EXERCISE PROMPT:
Every line containing the word "数学教学反思" needs to be found and copied.

[Saved data entries]
====
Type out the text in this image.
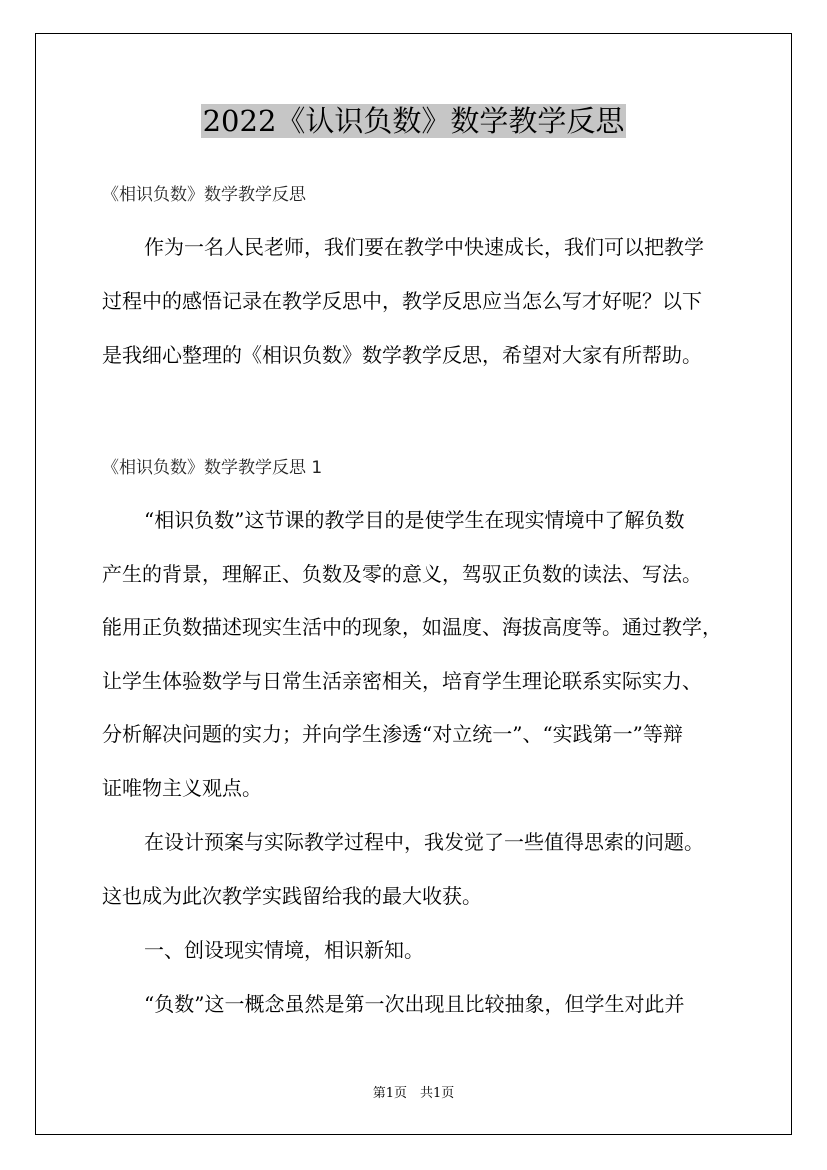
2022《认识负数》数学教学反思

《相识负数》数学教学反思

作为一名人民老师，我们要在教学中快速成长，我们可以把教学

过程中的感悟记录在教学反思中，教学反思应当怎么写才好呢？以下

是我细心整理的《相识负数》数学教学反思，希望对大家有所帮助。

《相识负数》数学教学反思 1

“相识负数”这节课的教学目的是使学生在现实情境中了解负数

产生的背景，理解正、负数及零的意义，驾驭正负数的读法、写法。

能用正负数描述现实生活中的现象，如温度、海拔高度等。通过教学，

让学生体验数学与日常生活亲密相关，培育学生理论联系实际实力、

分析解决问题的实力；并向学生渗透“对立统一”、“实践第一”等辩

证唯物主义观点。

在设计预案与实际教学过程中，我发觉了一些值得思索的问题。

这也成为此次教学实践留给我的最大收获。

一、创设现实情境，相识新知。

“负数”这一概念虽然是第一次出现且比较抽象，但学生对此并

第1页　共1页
====
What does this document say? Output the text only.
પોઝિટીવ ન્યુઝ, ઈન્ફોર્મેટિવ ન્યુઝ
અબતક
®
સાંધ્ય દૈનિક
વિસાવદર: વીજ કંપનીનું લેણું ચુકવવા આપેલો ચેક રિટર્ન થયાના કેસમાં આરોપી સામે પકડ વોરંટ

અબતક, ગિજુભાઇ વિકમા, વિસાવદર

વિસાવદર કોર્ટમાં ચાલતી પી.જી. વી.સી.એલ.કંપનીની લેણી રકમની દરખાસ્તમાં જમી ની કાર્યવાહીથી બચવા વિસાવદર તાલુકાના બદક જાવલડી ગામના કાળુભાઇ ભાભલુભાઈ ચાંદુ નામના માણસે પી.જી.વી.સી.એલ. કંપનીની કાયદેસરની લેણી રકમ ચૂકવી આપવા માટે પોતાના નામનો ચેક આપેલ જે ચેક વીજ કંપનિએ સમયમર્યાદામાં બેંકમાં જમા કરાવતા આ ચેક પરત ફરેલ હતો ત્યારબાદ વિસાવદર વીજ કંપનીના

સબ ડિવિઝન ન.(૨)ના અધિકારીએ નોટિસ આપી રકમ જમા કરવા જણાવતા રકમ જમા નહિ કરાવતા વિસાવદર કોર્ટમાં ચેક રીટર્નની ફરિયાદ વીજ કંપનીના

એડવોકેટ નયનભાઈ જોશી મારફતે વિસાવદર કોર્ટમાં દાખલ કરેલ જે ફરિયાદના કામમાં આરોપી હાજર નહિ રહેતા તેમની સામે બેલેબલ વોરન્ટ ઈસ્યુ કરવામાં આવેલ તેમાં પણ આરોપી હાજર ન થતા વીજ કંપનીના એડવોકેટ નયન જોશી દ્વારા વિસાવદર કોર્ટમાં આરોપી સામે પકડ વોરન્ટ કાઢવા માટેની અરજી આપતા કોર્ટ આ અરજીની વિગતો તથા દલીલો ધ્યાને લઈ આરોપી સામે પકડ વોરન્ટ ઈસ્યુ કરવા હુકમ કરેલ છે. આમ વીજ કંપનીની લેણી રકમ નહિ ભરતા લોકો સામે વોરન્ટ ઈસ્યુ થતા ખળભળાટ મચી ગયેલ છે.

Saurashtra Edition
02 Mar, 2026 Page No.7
====
RESULT:
2022《认识负数》数学教学反思
《相识负数》数学教学反思
是我细心整理的《相识负数》数学教学反思，希望对大家有所帮助。
《相识负数》数学教学反思 1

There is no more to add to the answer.